REQUIREMENTS ::
Quote the whole listing word for word, please.

Data records:
## START

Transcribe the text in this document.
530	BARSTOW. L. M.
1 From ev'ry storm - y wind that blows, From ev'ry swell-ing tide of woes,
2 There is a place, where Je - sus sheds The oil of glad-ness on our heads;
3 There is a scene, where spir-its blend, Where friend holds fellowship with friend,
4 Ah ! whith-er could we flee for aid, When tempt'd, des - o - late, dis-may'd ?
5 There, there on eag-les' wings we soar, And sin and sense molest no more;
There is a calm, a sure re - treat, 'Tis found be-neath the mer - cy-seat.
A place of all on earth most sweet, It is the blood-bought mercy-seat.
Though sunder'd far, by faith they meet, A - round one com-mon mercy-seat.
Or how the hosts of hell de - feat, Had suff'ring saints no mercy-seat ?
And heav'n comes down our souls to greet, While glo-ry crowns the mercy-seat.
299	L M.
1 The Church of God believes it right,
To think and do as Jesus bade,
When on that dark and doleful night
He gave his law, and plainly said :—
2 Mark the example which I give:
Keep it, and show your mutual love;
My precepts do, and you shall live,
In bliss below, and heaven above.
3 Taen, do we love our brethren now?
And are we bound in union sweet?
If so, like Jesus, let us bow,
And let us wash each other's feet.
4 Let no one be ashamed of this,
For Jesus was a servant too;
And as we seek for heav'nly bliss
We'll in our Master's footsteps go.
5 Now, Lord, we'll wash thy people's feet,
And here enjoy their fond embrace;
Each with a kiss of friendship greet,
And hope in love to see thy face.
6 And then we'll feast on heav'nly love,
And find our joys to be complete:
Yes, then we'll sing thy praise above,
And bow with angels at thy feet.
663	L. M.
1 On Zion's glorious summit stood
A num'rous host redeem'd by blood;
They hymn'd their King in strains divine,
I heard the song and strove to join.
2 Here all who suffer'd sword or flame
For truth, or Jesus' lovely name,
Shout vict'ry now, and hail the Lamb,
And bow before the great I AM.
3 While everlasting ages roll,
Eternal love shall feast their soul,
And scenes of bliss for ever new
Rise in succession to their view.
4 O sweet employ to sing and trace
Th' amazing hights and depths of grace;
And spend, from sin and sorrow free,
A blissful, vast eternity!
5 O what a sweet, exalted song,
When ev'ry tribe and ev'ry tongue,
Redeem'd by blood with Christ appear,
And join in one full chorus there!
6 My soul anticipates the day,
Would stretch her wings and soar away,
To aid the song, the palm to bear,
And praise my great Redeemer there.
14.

## END

OUTPUT FOR THIS EXERCISE ::
Transcribe the text in this document.
530	BARSTOW. L. M.
1 From ev'ry storm - y wind that blows, From ev'ry swell-ing tide of woes,
2 There is a place, where Je - sus sheds The oil of glad-ness on our heads;
3 There is a scene, where spir-its blend, Where friend holds fellowship with friend,
4 Ah ! whith-er could we flee for aid, When tempt'd, des - o - late, dis-may'd ?
5 There, there on eag-les' wings we soar, And sin and sense molest no more;
There is a calm, a sure re - treat, 'Tis found be-neath the mer - cy-seat.
A place of all on earth most sweet, It is the blood-bought mercy-seat.
Though sunder'd far, by faith they meet, A - round one com-mon mercy-seat.
Or how the hosts of hell de - feat, Had suff'ring saints no mercy-seat ?
And heav'n comes down our souls to greet, While glo-ry crowns the mercy-seat.
299	L M.
1 The Church of God believes it right,
To think and do as Jesus bade,
When on that dark and doleful night
He gave his law, and plainly said :—
2 Mark the example which I give:
Keep it, and show your mutual love;
My precepts do, and you shall live,
In bliss below, and heaven above.
3 Taen, do we love our brethren now?
And are we bound in union sweet?
If so, like Jesus, let us bow,
And let us wash each other's feet.
4 Let no one be ashamed of this,
For Jesus was a servant too;
And as we seek for heav'nly bliss
We'll in our Master's footsteps go.
5 Now, Lord, we'll wash thy people's feet,
And here enjoy their fond embrace;
Each with a kiss of friendship greet,
And hope in love to see thy face.
6 And then we'll feast on heav'nly love,
And find our joys to be complete:
Yes, then we'll sing thy praise above,
And bow with angels at thy feet.
663	L. M.
1 On Zion's glorious summit stood
A num'rous host redeem'd by blood;
They hymn'd their King in strains divine,
I heard the song and strove to join.
2 Here all who suffer'd sword or flame
For truth, or Jesus' lovely name,
Shout vict'ry now, and hail the Lamb,
And bow before the great I AM.
3 While everlasting ages roll,
Eternal love shall feast their soul,
And scenes of bliss for ever new
Rise in succession to their view.
4 O sweet employ to sing and trace
Th' amazing hights and depths of grace;
And spend, from sin and sorrow free,
A blissful, vast eternity!
5 O what a sweet, exalted song,
When ev'ry tribe and ev'ry tongue,
Redeem'd by blood with Christ appear,
And join in one full chorus there!
6 My soul anticipates the day,
Would stretch her wings and soar away,
To aid the song, the palm to bear,
And praise my great Redeemer there.
14.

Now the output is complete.